Figure record listings:
□ □ □ □ □ □ □
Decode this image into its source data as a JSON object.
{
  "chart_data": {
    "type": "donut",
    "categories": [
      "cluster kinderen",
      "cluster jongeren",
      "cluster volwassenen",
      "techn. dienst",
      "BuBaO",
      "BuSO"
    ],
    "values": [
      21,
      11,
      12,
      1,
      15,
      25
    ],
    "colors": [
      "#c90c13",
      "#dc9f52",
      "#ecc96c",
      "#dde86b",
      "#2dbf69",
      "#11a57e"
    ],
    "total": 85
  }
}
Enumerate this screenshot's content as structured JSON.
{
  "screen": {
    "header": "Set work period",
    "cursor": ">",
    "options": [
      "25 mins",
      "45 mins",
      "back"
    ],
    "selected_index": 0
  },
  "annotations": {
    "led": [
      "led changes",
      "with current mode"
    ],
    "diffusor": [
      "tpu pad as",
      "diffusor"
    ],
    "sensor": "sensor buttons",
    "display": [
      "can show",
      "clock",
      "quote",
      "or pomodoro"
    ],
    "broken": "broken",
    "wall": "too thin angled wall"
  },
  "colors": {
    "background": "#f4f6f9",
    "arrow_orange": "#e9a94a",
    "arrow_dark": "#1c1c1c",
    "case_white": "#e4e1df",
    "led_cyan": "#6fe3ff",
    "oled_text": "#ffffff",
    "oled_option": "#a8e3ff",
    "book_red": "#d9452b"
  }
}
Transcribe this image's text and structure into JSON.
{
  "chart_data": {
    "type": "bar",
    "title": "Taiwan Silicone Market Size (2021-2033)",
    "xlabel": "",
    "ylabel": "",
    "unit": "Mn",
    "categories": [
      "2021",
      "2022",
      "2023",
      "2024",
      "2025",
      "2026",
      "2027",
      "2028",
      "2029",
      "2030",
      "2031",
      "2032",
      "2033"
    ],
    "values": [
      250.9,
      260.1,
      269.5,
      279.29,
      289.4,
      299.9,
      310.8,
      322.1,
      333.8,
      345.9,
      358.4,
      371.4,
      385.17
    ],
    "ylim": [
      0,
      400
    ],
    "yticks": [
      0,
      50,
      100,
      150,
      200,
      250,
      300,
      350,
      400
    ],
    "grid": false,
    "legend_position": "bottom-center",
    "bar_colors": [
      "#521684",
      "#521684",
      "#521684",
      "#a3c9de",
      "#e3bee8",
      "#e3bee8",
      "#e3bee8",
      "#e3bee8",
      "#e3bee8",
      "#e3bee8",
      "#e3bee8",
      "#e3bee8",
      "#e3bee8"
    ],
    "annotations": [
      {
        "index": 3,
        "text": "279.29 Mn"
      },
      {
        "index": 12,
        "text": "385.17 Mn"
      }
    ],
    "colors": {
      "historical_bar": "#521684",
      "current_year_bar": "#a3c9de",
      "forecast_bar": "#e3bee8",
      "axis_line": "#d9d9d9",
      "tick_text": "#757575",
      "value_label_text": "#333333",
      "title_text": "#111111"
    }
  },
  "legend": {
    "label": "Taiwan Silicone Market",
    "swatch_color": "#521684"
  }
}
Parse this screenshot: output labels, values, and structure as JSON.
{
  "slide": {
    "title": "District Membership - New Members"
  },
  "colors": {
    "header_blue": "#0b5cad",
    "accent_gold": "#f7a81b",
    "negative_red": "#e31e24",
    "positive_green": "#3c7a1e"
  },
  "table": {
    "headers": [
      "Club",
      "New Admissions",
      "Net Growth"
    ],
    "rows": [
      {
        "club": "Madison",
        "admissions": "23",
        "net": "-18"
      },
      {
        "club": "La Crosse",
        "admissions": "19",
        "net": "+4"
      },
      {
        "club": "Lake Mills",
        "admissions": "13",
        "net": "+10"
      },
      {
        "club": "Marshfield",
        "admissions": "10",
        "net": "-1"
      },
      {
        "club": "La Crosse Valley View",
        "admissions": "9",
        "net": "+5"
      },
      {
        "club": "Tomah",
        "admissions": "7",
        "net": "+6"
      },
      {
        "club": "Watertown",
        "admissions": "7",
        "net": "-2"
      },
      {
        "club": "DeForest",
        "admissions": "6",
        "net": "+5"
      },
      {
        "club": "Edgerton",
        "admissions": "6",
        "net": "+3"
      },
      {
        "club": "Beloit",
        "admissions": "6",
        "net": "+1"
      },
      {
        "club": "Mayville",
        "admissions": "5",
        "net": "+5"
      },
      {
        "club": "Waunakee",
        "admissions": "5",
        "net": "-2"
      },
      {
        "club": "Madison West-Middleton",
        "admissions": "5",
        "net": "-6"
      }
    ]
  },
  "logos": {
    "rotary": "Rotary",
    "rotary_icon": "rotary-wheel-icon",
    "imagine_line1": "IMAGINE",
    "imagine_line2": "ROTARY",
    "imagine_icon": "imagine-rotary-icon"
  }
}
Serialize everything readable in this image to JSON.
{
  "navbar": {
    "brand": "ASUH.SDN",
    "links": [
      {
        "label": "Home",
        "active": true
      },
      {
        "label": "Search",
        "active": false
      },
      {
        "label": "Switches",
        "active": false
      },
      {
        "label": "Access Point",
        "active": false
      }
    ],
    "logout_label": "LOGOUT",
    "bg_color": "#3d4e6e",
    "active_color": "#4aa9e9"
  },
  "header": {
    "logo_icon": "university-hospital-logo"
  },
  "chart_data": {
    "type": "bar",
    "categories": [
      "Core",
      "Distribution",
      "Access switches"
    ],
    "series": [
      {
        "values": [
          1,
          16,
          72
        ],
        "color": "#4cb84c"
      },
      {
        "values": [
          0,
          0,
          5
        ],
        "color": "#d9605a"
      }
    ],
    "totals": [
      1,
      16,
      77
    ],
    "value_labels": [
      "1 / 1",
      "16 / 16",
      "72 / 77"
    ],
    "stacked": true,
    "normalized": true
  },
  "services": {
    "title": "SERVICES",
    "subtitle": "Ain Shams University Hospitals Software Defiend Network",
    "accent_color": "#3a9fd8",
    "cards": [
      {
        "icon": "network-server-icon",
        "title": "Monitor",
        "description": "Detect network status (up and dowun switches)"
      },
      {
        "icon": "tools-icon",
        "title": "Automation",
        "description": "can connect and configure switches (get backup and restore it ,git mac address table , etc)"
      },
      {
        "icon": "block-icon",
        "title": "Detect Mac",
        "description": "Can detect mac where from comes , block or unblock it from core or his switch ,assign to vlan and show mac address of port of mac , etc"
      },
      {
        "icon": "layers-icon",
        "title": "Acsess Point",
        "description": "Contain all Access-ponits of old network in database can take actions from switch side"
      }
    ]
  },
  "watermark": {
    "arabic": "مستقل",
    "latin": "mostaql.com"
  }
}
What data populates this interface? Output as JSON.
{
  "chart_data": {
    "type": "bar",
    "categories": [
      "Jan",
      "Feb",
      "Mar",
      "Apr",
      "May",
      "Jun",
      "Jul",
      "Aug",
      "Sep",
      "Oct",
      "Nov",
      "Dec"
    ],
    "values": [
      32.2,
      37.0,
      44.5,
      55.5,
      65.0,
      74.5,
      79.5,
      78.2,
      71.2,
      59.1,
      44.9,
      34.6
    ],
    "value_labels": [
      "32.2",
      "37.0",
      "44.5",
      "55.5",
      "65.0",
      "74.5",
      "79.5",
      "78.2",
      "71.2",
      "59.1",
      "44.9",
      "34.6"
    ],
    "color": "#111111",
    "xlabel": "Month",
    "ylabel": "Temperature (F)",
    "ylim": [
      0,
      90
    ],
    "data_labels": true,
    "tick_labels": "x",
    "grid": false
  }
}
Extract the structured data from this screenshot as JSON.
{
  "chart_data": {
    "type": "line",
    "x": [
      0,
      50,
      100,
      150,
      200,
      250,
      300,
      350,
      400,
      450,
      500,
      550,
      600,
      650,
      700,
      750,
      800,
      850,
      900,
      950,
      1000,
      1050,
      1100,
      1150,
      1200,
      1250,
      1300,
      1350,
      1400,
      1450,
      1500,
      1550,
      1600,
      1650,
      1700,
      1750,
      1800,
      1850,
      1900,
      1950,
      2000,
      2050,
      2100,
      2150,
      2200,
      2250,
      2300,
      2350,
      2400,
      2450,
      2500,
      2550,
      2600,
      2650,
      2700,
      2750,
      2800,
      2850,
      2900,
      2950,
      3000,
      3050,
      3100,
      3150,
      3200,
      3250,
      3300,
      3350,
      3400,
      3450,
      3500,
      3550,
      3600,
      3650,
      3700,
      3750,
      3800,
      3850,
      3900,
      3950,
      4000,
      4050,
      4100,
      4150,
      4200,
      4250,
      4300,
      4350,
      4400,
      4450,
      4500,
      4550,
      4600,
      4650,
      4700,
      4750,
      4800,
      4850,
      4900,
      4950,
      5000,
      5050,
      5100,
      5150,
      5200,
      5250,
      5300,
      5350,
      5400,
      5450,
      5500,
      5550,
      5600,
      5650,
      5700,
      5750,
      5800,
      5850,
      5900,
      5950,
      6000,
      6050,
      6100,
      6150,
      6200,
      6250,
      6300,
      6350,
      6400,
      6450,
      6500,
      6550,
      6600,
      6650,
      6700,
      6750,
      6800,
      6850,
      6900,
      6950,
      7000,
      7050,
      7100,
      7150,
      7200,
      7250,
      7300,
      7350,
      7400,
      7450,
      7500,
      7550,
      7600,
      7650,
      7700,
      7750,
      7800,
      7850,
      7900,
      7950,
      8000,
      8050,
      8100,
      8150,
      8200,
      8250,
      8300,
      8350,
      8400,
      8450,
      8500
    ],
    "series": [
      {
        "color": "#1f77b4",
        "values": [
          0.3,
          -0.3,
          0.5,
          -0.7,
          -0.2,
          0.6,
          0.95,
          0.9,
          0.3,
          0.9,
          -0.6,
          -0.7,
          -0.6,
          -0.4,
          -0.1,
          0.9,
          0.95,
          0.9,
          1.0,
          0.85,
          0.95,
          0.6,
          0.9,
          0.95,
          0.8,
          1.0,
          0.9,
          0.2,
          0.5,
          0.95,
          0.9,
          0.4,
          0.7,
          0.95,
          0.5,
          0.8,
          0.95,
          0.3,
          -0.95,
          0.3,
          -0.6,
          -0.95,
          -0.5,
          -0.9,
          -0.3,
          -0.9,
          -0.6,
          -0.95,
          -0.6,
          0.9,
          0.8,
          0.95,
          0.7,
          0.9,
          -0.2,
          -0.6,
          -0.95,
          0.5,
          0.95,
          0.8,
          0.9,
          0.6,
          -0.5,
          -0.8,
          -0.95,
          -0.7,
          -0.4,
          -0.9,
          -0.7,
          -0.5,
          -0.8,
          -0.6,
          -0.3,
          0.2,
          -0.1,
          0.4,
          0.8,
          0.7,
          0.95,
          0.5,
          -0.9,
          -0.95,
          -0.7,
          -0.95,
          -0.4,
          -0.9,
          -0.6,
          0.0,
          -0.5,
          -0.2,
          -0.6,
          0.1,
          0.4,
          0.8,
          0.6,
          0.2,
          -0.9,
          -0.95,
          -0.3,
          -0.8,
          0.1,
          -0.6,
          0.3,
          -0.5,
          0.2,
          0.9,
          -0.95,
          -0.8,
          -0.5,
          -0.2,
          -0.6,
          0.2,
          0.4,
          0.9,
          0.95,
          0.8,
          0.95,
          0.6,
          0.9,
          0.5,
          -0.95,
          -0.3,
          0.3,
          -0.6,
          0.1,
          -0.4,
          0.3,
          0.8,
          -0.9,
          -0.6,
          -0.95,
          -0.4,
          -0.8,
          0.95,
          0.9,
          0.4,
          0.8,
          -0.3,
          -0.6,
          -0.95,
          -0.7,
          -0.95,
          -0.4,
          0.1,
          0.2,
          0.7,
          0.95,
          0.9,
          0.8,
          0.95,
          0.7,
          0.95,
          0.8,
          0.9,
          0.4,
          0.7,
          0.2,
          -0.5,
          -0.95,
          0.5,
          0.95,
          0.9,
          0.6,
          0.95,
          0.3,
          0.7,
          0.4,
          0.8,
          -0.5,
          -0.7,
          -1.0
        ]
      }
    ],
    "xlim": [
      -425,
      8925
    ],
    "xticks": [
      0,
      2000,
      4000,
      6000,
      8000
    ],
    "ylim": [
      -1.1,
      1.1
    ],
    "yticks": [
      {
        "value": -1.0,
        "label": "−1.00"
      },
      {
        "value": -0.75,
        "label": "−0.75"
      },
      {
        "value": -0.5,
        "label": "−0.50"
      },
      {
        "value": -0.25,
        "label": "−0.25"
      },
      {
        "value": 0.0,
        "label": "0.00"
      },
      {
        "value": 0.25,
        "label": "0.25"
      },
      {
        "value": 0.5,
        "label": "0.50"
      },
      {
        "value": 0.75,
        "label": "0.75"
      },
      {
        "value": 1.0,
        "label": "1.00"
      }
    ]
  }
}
□ □ □ □ □ □ □
> _Work instructions_: Filter lines by "into" and return each hit.

> _Solution to this exercise_:
Decode this image into its source data as a JSON object.
Transcribe this image's text and structure into JSON.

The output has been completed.